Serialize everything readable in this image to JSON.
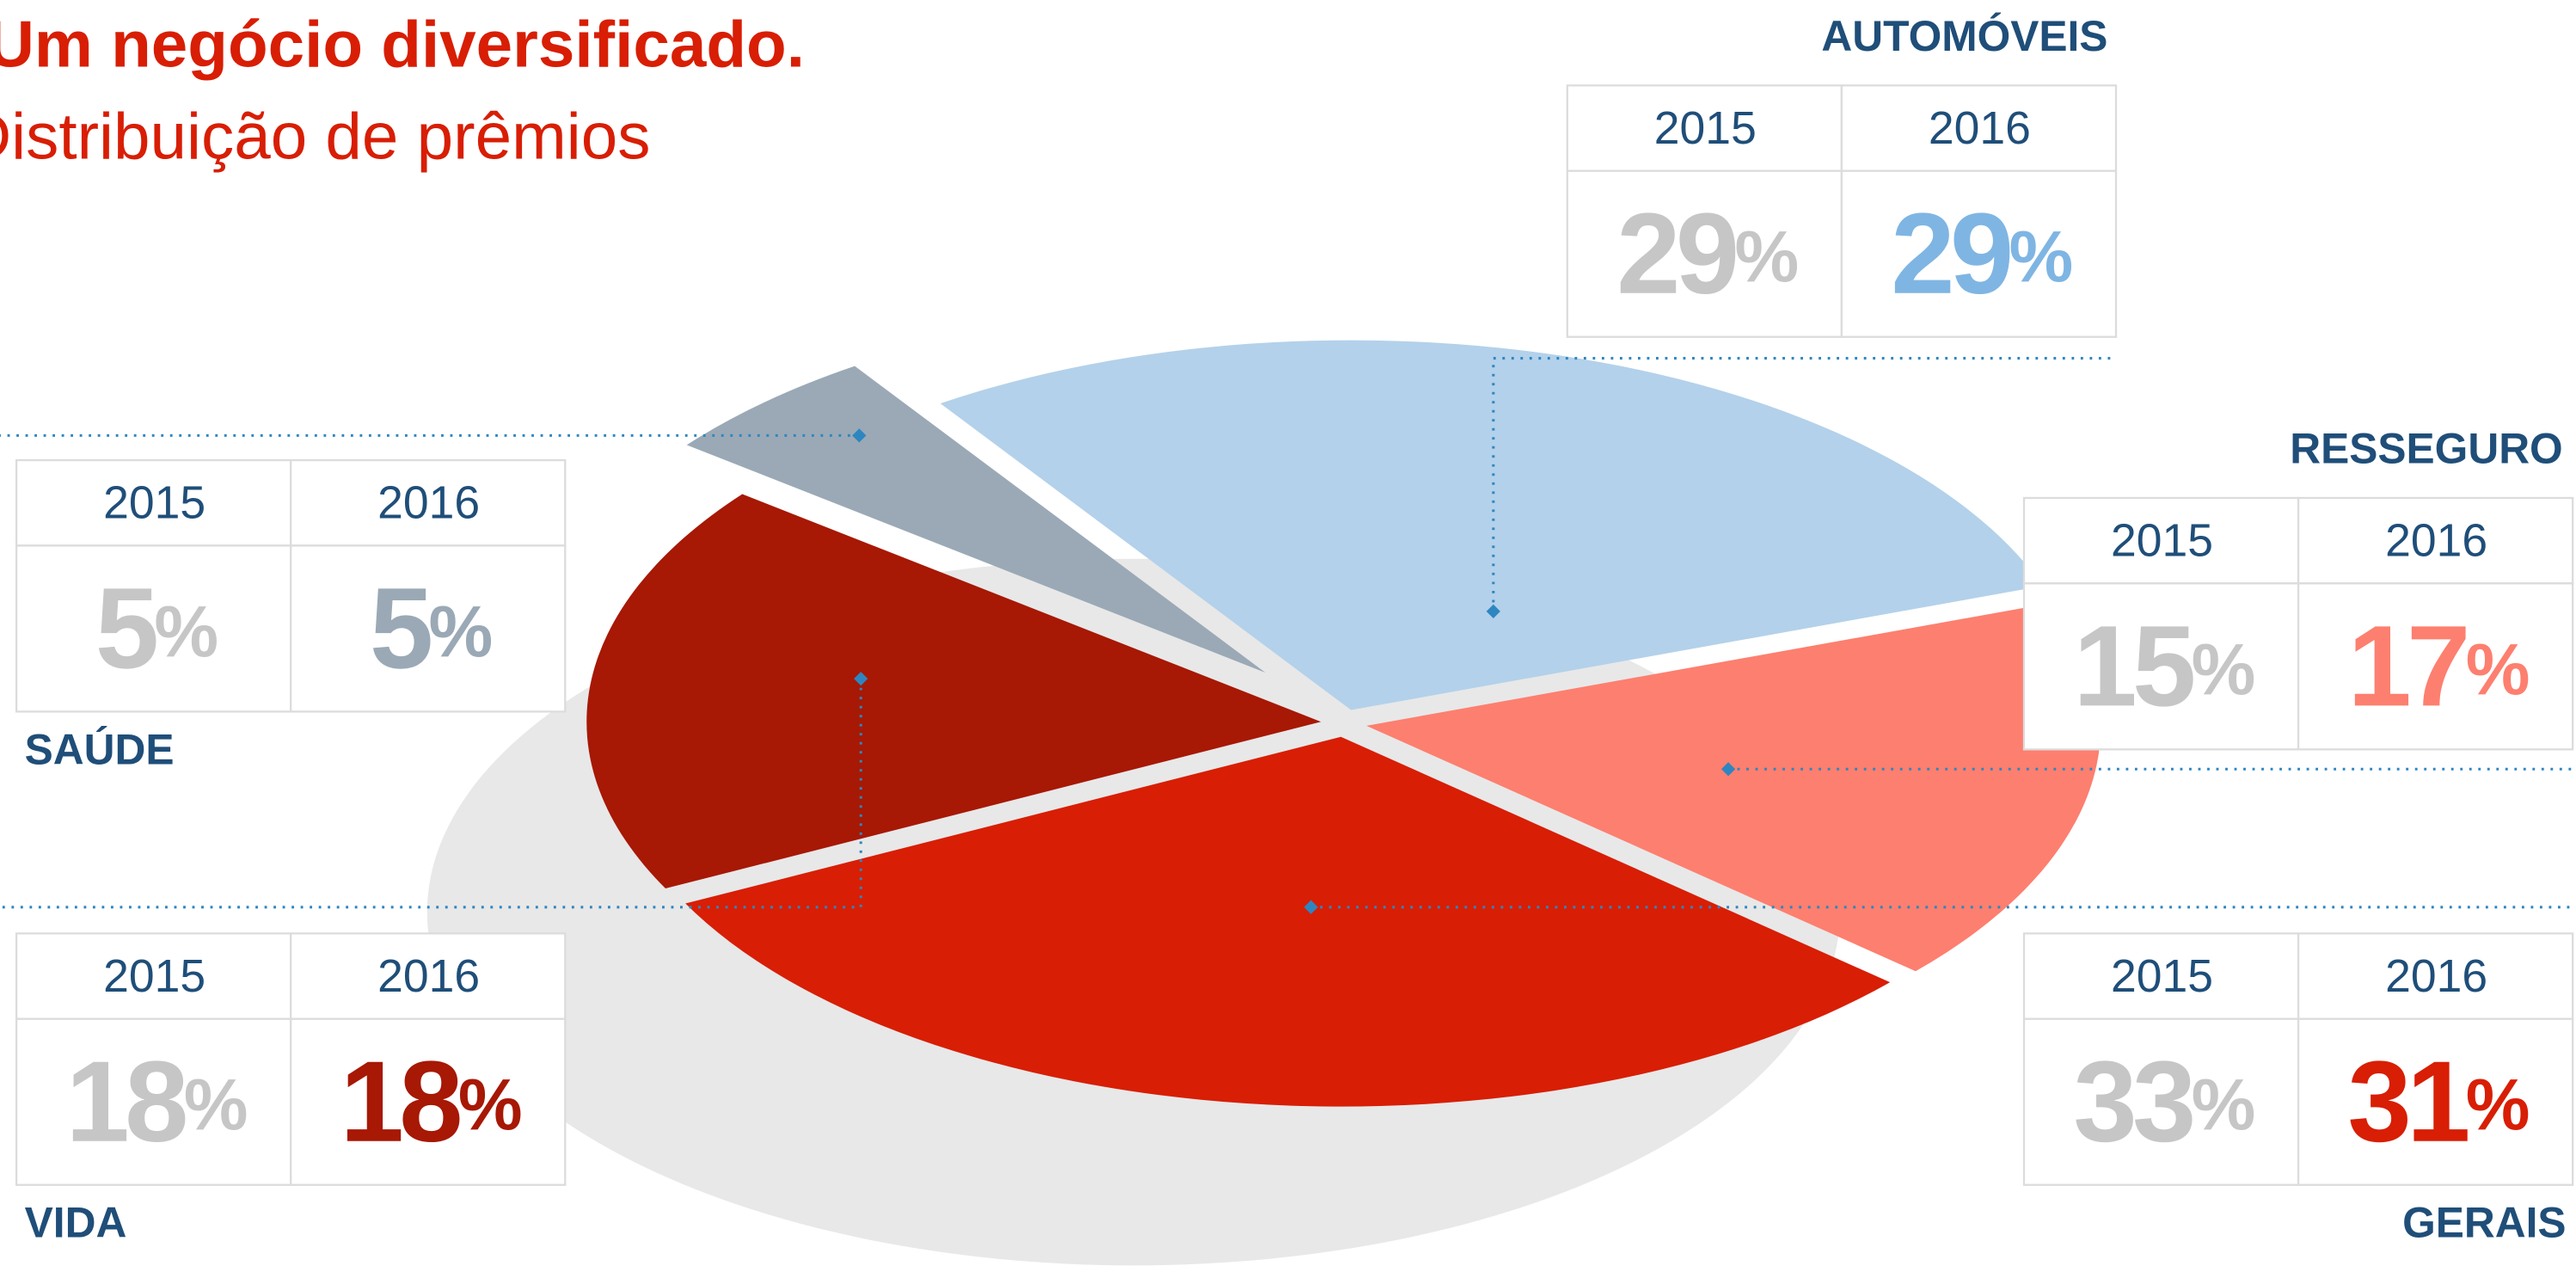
{
  "chart_data": {
    "type": "pie",
    "title": "Um negócio diversificado.",
    "subtitle": "Distribuição de prêmios",
    "categories": [
      "AUTOMÓVEIS",
      "RESSEGURO",
      "GERAIS",
      "VIDA",
      "SAÚDE"
    ],
    "colors": [
      "#b3d1ea",
      "#fd7f6f",
      "#d81e05",
      "#a71805",
      "#9aa9b5"
    ],
    "label_colors": [
      "#7fb5e3",
      "#fd7f6f",
      "#d81e05",
      "#a71805",
      "#9aa9b5"
    ],
    "unit": "%",
    "series": [
      {
        "name": "2015",
        "color": "#c6c6c6",
        "values": [
          29,
          15,
          33,
          18,
          5
        ]
      },
      {
        "name": "2016",
        "values": [
          29,
          17,
          31,
          18,
          5
        ]
      }
    ]
  }
}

-.-.-

#### [Task to carry out]
Extract the full listing above verbatim; pictures are to be left out of the copy.

#### [Exercise solution]
Serialize everything readable in this image to JSON.
{
  "chart_data": {
    "type": "pie",
    "title": "Um negócio diversificado.",
    "subtitle": "Distribuição de prêmios",
    "categories": [
      "AUTOMÓVEIS",
      "RESSEGURO",
      "GERAIS",
      "VIDA",
      "SAÚDE"
    ],
    "colors": [
      "#b3d1ea",
      "#fd7f6f",
      "#d81e05",
      "#a71805",
      "#9aa9b5"
    ],
    "label_colors": [
      "#7fb5e3",
      "#fd7f6f",
      "#d81e05",
      "#a71805",
      "#9aa9b5"
    ],
    "unit": "%",
    "series": [
      {
        "name": "2015",
        "color": "#c6c6c6",
        "values": [
          29,
          15,
          33,
          18,
          5
        ]
      },
      {
        "name": "2016",
        "values": [
          29,
          17,
          31,
          18,
          5
        ]
      }
    ]
  }
}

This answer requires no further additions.